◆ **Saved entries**
########################################

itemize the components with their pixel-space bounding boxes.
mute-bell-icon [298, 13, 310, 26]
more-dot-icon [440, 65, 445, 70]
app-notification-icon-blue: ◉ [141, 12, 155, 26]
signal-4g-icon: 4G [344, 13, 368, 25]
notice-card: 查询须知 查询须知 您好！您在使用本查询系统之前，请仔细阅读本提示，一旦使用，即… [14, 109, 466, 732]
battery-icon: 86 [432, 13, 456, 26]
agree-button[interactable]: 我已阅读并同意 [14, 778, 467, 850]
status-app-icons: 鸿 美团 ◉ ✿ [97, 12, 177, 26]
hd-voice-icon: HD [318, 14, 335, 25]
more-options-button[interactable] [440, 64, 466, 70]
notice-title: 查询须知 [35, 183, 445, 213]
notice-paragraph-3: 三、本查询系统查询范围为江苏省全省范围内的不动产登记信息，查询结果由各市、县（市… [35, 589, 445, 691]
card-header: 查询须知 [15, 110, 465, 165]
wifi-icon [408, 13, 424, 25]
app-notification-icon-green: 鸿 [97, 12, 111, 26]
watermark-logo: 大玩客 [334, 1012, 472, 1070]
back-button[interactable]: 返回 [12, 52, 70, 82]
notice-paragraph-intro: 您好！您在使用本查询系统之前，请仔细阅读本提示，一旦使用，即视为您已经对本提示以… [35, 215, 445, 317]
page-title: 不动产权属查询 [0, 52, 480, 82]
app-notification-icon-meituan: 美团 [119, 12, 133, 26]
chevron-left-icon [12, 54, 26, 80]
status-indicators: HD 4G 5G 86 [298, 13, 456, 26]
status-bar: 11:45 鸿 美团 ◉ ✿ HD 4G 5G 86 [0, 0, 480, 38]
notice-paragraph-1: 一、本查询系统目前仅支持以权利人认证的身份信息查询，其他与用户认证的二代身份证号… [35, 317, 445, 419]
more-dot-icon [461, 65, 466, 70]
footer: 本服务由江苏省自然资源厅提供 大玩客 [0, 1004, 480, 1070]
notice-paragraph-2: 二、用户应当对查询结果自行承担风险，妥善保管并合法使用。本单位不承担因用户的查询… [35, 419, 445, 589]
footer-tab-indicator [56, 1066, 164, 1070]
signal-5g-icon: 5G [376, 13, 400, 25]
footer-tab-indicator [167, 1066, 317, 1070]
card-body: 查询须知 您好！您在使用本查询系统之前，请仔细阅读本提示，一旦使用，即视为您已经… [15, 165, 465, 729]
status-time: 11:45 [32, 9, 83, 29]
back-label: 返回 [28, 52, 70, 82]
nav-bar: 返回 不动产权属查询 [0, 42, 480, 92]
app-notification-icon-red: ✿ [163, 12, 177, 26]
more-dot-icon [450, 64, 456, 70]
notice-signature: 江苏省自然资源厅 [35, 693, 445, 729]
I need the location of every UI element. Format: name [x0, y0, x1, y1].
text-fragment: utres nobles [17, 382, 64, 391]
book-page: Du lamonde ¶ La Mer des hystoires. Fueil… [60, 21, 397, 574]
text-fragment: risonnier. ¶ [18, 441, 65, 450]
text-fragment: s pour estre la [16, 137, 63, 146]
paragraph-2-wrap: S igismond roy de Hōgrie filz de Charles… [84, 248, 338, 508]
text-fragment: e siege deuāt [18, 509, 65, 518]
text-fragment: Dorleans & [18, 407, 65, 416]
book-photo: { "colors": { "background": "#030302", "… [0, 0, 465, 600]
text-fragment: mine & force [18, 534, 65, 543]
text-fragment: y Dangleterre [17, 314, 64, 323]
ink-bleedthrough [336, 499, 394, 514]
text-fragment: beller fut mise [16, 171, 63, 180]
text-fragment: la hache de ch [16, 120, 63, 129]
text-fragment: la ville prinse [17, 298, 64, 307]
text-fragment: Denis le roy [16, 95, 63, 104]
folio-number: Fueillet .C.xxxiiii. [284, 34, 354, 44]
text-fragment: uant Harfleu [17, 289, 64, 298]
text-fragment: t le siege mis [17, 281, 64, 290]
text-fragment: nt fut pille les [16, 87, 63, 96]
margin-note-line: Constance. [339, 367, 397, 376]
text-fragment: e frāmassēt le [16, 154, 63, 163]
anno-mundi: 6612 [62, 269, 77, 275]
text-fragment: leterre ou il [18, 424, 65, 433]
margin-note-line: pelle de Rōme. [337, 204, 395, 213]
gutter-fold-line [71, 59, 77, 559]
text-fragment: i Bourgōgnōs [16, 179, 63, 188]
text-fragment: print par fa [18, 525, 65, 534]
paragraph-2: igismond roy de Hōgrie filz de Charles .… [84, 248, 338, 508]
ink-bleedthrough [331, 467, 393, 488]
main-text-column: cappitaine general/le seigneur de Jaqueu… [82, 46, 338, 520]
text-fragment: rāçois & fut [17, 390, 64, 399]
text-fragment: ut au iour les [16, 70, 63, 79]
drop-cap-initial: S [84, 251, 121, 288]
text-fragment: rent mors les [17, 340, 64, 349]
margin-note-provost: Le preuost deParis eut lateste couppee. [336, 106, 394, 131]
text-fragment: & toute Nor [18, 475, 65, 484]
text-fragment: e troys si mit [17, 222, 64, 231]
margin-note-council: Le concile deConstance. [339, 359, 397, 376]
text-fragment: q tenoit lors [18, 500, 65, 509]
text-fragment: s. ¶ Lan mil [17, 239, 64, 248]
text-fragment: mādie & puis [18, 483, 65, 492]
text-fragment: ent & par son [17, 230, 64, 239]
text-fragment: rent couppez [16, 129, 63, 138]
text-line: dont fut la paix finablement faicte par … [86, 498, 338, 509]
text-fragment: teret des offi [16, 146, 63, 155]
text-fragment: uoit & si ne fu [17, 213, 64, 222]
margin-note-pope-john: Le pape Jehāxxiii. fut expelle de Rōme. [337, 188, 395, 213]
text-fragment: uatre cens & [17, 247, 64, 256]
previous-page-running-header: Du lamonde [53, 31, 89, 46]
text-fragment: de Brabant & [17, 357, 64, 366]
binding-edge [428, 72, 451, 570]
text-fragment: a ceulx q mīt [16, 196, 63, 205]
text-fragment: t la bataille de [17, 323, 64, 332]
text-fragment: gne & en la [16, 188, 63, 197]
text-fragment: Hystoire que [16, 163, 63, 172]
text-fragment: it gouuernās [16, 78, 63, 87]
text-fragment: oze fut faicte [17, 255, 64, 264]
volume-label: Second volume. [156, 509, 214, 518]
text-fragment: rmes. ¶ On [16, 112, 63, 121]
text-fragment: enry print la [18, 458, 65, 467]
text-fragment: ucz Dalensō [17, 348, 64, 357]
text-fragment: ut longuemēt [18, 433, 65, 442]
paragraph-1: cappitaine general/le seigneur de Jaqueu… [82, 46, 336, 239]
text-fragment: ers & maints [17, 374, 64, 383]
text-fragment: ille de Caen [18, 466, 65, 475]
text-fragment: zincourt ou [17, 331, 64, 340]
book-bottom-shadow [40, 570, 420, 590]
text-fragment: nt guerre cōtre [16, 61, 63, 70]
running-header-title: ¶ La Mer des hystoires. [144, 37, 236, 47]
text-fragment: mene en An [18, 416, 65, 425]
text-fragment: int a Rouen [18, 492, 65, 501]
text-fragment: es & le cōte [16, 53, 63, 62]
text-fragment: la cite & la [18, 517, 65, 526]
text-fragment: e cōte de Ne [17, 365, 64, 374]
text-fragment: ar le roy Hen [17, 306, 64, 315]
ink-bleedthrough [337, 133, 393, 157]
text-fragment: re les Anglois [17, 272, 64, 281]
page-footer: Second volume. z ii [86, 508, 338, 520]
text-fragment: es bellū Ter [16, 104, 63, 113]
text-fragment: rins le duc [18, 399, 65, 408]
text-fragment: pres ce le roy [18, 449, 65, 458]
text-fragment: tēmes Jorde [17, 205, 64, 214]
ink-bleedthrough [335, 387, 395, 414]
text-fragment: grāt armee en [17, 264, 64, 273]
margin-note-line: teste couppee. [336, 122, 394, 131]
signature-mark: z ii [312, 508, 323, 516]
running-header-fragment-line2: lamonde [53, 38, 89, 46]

########################################

◆ **WHAT YOU SHOULD DO**
Switch "mute-bell-icon" to "silent-bell-icon" in the rows from the first row through the row containing "hd-voice-icon: HD [318, 14, 335, 25]", and write out only those rows with everything else unchanged.

◆ **SOLVED PROBLEM**
itemize the components with their pixel-space bounding boxes.
silent-bell-icon [298, 13, 310, 26]
more-dot-icon [440, 65, 445, 70]
app-notification-icon-blue: ◉ [141, 12, 155, 26]
signal-4g-icon: 4G [344, 13, 368, 25]
notice-card: 查询须知 查询须知 您好！您在使用本查询系统之前，请仔细阅读本提示，一旦使用，即… [14, 109, 466, 732]
battery-icon: 86 [432, 13, 456, 26]
agree-button[interactable]: 我已阅读并同意 [14, 778, 467, 850]
status-app-icons: 鸿 美团 ◉ ✿ [97, 12, 177, 26]
hd-voice-icon: HD [318, 14, 335, 25]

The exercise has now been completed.